[Dataset records]
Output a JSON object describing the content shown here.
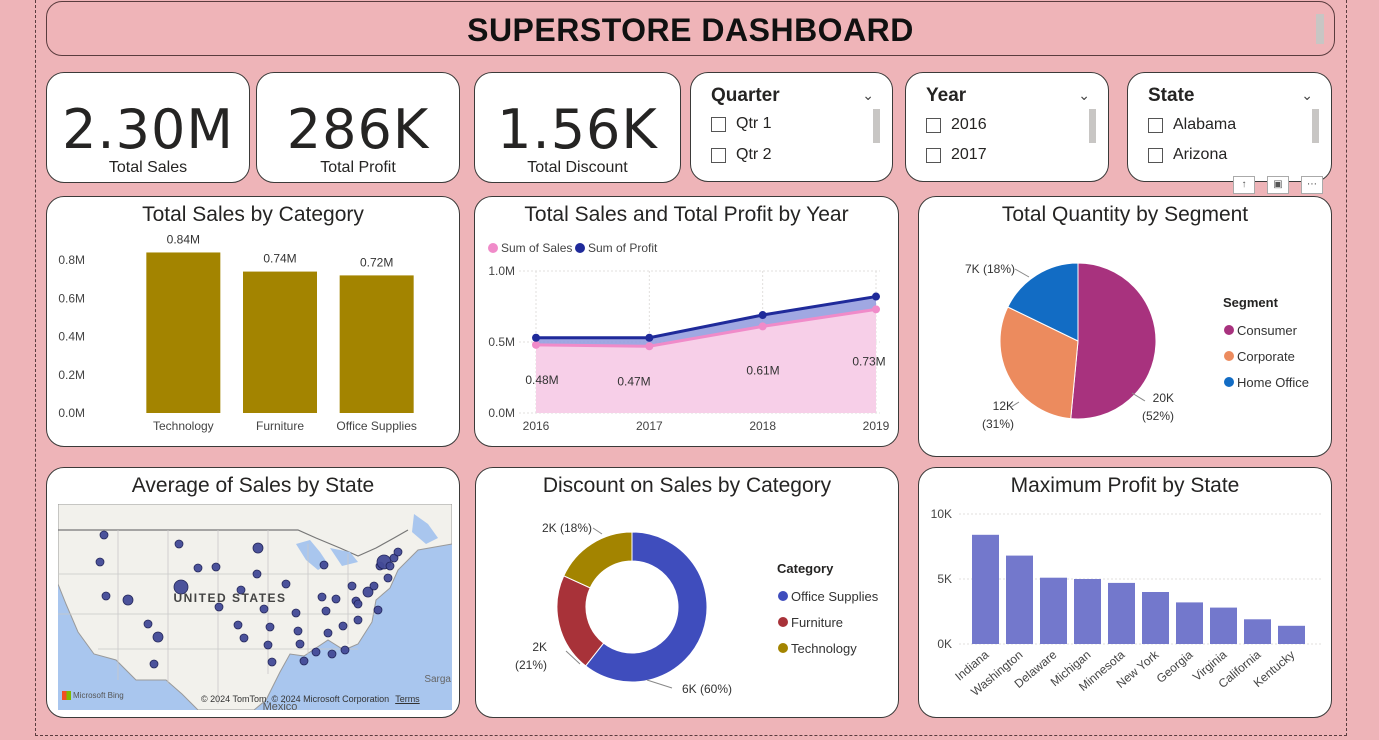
{
  "dashboard": {
    "title": "SUPERSTORE DASHBOARD"
  },
  "kpis": [
    {
      "value": "2.30M",
      "label": "Total Sales"
    },
    {
      "value": "286K",
      "label": "Total Profit"
    },
    {
      "value": "1.56K",
      "label": "Total Discount"
    }
  ],
  "slicers": [
    {
      "title": "Quarter",
      "items": [
        "Qtr 1",
        "Qtr 2"
      ]
    },
    {
      "title": "Year",
      "items": [
        "2016",
        "2017"
      ]
    },
    {
      "title": "State",
      "items": [
        "Alabama",
        "Arizona"
      ]
    }
  ],
  "charts": {
    "sales_by_category": {
      "title": "Total Sales by Category"
    },
    "sales_profit_by_year": {
      "title": "Total Sales and Total Profit by Year"
    },
    "quantity_by_segment": {
      "title": "Total Quantity by Segment"
    },
    "avg_sales_by_state": {
      "title": "Average of Sales by State"
    },
    "discount_by_category": {
      "title": "Discount on Sales by Category"
    },
    "max_profit_by_state": {
      "title": "Maximum Profit by State"
    }
  },
  "map": {
    "country_label": "UNITED STATES",
    "mexico_label": "Mexico",
    "sarga_label": "Sarga",
    "logo_text": "Microsoft Bing",
    "copyright": "© 2024 TomTom, © 2024 Microsoft Corporation",
    "terms": "Terms"
  },
  "chart_data": [
    {
      "type": "bar",
      "title": "Total Sales by Category",
      "categories": [
        "Technology",
        "Furniture",
        "Office Supplies"
      ],
      "values": [
        0.84,
        0.74,
        0.72
      ],
      "value_labels": [
        "0.84M",
        "0.74M",
        "0.72M"
      ],
      "ylim": [
        0,
        0.9
      ],
      "yticks": [
        "0.0M",
        "0.2M",
        "0.4M",
        "0.6M",
        "0.8M"
      ],
      "ytick_values": [
        0,
        0.2,
        0.4,
        0.6,
        0.8
      ],
      "color": "#a38400"
    },
    {
      "type": "area",
      "title": "Total Sales and Total Profit by Year",
      "x": [
        "2016",
        "2017",
        "2018",
        "2019"
      ],
      "series": [
        {
          "name": "Sum of Sales",
          "values": [
            0.48,
            0.47,
            0.61,
            0.73
          ],
          "labels": [
            "0.48M",
            "0.47M",
            "0.61M",
            "0.73M"
          ],
          "color": "#f08bc9"
        },
        {
          "name": "Sum of Profit",
          "values": [
            0.53,
            0.53,
            0.69,
            0.82
          ],
          "color": "#1f2a9a"
        }
      ],
      "ylim": [
        0,
        1.0
      ],
      "yticks": [
        "0.0M",
        "0.5M",
        "1.0M"
      ],
      "ytick_values": [
        0,
        0.5,
        1.0
      ]
    },
    {
      "type": "pie",
      "title": "Total Quantity by Segment",
      "legend_title": "Segment",
      "labels": [
        "Consumer",
        "Corporate",
        "Home Office"
      ],
      "values": [
        52,
        31,
        18
      ],
      "slice_labels": [
        "20K\n(52%)",
        "12K\n(31%)",
        "7K (18%)"
      ],
      "colors": [
        "#a8327e",
        "#ec8b5e",
        "#126cc4"
      ]
    },
    {
      "type": "pie",
      "donut": true,
      "title": "Discount on Sales by Category",
      "legend_title": "Category",
      "labels": [
        "Office Supplies",
        "Furniture",
        "Technology"
      ],
      "values": [
        60,
        21,
        18
      ],
      "slice_labels": [
        "6K (60%)",
        "2K\n(21%)",
        "2K (18%)"
      ],
      "colors": [
        "#3f4dbd",
        "#a83239",
        "#a38400"
      ]
    },
    {
      "type": "bar",
      "title": "Maximum Profit by State",
      "categories": [
        "Indiana",
        "Washington",
        "Delaware",
        "Michigan",
        "Minnesota",
        "New York",
        "Georgia",
        "Virginia",
        "California",
        "Kentucky"
      ],
      "values": [
        8.4,
        6.8,
        5.1,
        5.0,
        4.7,
        4.0,
        3.2,
        2.8,
        1.9,
        1.4
      ],
      "ylim": [
        0,
        10
      ],
      "yticks": [
        "0K",
        "5K",
        "10K"
      ],
      "ytick_values": [
        0,
        5,
        10
      ],
      "color": "#7378cc"
    }
  ]
}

**Request:**
What is the number of lines in the records above that include the word "Maximum"? Reply with that number and nothing more.

**In response:**
2